■ **THE EXERCISE**:
Only the lines holding the string "Connection" are needed. Copy each one.

■ **DATA FOR PROCESSING**:
((

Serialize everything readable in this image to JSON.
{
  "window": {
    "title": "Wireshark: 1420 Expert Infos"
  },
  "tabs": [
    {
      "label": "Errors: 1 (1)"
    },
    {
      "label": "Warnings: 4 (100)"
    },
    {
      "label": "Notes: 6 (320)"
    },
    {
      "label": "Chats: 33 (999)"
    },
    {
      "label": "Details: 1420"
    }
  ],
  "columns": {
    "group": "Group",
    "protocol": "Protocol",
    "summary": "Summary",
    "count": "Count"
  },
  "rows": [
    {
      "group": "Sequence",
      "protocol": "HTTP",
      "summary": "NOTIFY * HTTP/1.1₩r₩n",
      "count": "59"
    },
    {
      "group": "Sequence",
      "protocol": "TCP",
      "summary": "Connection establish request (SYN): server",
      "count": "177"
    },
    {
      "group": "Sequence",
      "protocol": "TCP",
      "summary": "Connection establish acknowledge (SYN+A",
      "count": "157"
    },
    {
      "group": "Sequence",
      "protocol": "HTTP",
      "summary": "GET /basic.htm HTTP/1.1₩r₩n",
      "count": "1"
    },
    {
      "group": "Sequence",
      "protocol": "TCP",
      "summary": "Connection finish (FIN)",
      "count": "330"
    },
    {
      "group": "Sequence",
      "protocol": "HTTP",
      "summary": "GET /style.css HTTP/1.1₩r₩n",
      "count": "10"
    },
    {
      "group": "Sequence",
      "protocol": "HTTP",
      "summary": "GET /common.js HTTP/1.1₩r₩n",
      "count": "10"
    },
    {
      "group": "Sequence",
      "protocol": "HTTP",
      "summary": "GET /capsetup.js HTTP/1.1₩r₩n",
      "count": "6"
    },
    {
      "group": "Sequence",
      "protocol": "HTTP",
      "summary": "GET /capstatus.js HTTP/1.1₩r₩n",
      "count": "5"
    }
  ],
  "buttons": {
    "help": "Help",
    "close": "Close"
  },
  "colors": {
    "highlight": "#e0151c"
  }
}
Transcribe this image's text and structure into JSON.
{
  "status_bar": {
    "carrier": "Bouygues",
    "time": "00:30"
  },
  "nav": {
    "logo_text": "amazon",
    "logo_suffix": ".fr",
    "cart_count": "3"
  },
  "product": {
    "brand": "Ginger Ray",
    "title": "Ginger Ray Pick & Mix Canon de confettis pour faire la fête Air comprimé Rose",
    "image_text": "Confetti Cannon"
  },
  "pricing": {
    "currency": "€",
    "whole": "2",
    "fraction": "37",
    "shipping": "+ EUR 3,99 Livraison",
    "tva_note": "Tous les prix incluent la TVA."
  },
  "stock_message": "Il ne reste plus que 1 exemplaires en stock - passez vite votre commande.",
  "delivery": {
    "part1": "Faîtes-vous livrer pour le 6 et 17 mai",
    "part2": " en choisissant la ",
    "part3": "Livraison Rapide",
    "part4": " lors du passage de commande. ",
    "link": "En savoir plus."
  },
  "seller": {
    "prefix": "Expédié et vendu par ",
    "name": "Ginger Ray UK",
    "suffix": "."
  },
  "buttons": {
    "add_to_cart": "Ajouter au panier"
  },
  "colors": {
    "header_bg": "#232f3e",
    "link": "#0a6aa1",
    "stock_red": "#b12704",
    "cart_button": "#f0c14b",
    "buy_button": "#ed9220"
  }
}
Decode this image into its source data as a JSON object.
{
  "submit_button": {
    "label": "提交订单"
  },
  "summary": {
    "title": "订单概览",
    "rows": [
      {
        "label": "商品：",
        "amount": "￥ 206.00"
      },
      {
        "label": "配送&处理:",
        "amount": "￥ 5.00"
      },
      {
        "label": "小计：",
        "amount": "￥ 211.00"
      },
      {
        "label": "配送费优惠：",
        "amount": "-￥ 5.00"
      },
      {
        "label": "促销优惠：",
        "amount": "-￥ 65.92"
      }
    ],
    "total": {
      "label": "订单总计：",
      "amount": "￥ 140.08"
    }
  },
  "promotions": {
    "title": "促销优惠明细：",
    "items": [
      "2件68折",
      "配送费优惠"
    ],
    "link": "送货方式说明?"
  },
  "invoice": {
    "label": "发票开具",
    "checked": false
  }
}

))

■ **RESULT FOR THIS EXERCISE**:
      "summary": "Connection establish request (SYN): server",
      "summary": "Connection establish acknowledge (SYN+A",
      "summary": "Connection finish (FIN)",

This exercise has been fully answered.